- [AIM OF THE EXERCISE] Restate, word for word, every line of the data.

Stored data
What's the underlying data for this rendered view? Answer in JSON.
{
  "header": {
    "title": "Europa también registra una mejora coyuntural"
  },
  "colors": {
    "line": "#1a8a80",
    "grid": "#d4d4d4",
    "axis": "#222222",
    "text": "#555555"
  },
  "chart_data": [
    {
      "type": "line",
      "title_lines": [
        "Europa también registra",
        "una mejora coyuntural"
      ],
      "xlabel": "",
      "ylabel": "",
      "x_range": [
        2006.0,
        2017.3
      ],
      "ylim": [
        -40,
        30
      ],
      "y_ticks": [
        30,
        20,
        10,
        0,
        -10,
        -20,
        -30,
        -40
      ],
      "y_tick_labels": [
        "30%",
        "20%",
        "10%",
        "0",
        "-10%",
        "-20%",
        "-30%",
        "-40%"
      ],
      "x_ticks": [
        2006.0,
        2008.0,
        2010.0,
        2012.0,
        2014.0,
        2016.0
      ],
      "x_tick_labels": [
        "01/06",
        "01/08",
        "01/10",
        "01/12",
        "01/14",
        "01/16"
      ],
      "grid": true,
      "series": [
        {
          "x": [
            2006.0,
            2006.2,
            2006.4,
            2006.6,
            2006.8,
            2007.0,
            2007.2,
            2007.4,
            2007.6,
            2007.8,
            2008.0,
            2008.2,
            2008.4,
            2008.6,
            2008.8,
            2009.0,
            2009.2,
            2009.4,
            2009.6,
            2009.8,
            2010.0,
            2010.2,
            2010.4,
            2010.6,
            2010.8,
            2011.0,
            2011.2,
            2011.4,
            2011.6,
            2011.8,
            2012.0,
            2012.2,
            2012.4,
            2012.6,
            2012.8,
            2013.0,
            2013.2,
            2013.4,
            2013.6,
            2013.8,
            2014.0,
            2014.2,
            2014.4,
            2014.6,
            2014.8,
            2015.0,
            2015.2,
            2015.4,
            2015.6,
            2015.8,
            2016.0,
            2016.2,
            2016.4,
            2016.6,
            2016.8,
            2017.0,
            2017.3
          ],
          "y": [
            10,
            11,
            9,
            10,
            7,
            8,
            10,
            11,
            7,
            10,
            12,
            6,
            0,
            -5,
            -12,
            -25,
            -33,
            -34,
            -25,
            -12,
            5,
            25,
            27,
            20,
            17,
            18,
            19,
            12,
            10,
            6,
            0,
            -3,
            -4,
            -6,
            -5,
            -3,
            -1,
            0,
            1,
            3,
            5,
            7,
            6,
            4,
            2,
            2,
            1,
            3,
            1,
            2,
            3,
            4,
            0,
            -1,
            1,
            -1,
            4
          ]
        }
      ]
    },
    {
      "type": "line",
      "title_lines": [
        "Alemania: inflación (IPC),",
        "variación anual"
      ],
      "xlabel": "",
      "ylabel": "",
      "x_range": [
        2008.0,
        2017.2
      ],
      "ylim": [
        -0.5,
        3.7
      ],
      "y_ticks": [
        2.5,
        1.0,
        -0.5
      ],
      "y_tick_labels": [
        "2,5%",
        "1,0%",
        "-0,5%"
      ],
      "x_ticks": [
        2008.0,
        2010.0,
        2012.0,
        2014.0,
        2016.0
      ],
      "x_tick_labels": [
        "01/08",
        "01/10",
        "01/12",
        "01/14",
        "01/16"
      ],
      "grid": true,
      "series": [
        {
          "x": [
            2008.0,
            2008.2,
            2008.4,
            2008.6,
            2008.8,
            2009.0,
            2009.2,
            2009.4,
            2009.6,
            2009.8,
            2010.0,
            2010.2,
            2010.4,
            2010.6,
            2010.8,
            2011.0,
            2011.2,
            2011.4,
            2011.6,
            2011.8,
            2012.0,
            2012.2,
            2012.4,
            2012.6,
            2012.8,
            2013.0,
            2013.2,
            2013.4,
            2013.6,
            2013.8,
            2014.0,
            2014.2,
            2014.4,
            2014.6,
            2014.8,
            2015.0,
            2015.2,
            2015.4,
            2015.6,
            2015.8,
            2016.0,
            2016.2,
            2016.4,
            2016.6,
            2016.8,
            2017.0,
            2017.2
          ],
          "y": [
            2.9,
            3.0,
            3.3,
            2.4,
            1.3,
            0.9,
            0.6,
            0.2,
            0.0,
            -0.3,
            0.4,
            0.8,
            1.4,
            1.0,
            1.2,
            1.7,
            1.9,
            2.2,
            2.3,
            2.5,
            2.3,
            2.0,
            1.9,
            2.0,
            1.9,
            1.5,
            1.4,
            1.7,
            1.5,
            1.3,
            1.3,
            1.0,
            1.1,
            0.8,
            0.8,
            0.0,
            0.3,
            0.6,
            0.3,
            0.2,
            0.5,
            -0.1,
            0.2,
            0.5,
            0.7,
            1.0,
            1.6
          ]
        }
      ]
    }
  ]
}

- [ANSWER TO THIS TASK]
What's the underlying data for this rendered view? Answer in JSON.
{
  "header": {
    "title": "Europa también registra una mejora coyuntural"
  },
  "colors": {
    "line": "#1a8a80",
    "grid": "#d4d4d4",
    "axis": "#222222",
    "text": "#555555"
  },
  "chart_data": [
    {
      "type": "line",
      "title_lines": [
        "Europa también registra",
        "una mejora coyuntural"
      ],
      "xlabel": "",
      "ylabel": "",
      "x_range": [
        2006.0,
        2017.3
      ],
      "ylim": [
        -40,
        30
      ],
      "y_ticks": [
        30,
        20,
        10,
        0,
        -10,
        -20,
        -30,
        -40
      ],
      "y_tick_labels": [
        "30%",
        "20%",
        "10%",
        "0",
        "-10%",
        "-20%",
        "-30%",
        "-40%"
      ],
      "x_ticks": [
        2006.0,
        2008.0,
        2010.0,
        2012.0,
        2014.0,
        2016.0
      ],
      "x_tick_labels": [
        "01/06",
        "01/08",
        "01/10",
        "01/12",
        "01/14",
        "01/16"
      ],
      "grid": true,
      "series": [
        {
          "x": [
            2006.0,
            2006.2,
            2006.4,
            2006.6,
            2006.8,
            2007.0,
            2007.2,
            2007.4,
            2007.6,
            2007.8,
            2008.0,
            2008.2,
            2008.4,
            2008.6,
            2008.8,
            2009.0,
            2009.2,
            2009.4,
            2009.6,
            2009.8,
            2010.0,
            2010.2,
            2010.4,
            2010.6,
            2010.8,
            2011.0,
            2011.2,
            2011.4,
            2011.6,
            2011.8,
            2012.0,
            2012.2,
            2012.4,
            2012.6,
            2012.8,
            2013.0,
            2013.2,
            2013.4,
            2013.6,
            2013.8,
            2014.0,
            2014.2,
            2014.4,
            2014.6,
            2014.8,
            2015.0,
            2015.2,
            2015.4,
            2015.6,
            2015.8,
            2016.0,
            2016.2,
            2016.4,
            2016.6,
            2016.8,
            2017.0,
            2017.3
          ],
          "y": [
            10,
            11,
            9,
            10,
            7,
            8,
            10,
            11,
            7,
            10,
            12,
            6,
            0,
            -5,
            -12,
            -25,
            -33,
            -34,
            -25,
            -12,
            5,
            25,
            27,
            20,
            17,
            18,
            19,
            12,
            10,
            6,
            0,
            -3,
            -4,
            -6,
            -5,
            -3,
            -1,
            0,
            1,
            3,
            5,
            7,
            6,
            4,
            2,
            2,
            1,
            3,
            1,
            2,
            3,
            4,
            0,
            -1,
            1,
            -1,
            4
          ]
        }
      ]
    },
    {
      "type": "line",
      "title_lines": [
        "Alemania: inflación (IPC),",
        "variación anual"
      ],
      "xlabel": "",
      "ylabel": "",
      "x_range": [
        2008.0,
        2017.2
      ],
      "ylim": [
        -0.5,
        3.7
      ],
      "y_ticks": [
        2.5,
        1.0,
        -0.5
      ],
      "y_tick_labels": [
        "2,5%",
        "1,0%",
        "-0,5%"
      ],
      "x_ticks": [
        2008.0,
        2010.0,
        2012.0,
        2014.0,
        2016.0
      ],
      "x_tick_labels": [
        "01/08",
        "01/10",
        "01/12",
        "01/14",
        "01/16"
      ],
      "grid": true,
      "series": [
        {
          "x": [
            2008.0,
            2008.2,
            2008.4,
            2008.6,
            2008.8,
            2009.0,
            2009.2,
            2009.4,
            2009.6,
            2009.8,
            2010.0,
            2010.2,
            2010.4,
            2010.6,
            2010.8,
            2011.0,
            2011.2,
            2011.4,
            2011.6,
            2011.8,
            2012.0,
            2012.2,
            2012.4,
            2012.6,
            2012.8,
            2013.0,
            2013.2,
            2013.4,
            2013.6,
            2013.8,
            2014.0,
            2014.2,
            2014.4,
            2014.6,
            2014.8,
            2015.0,
            2015.2,
            2015.4,
            2015.6,
            2015.8,
            2016.0,
            2016.2,
            2016.4,
            2016.6,
            2016.8,
            2017.0,
            2017.2
          ],
          "y": [
            2.9,
            3.0,
            3.3,
            2.4,
            1.3,
            0.9,
            0.6,
            0.2,
            0.0,
            -0.3,
            0.4,
            0.8,
            1.4,
            1.0,
            1.2,
            1.7,
            1.9,
            2.2,
            2.3,
            2.5,
            2.3,
            2.0,
            1.9,
            2.0,
            1.9,
            1.5,
            1.4,
            1.7,
            1.5,
            1.3,
            1.3,
            1.0,
            1.1,
            0.8,
            0.8,
            0.0,
            0.3,
            0.6,
            0.3,
            0.2,
            0.5,
            -0.1,
            0.2,
            0.5,
            0.7,
            1.0,
            1.6
          ]
        }
      ]
    }
  ]
}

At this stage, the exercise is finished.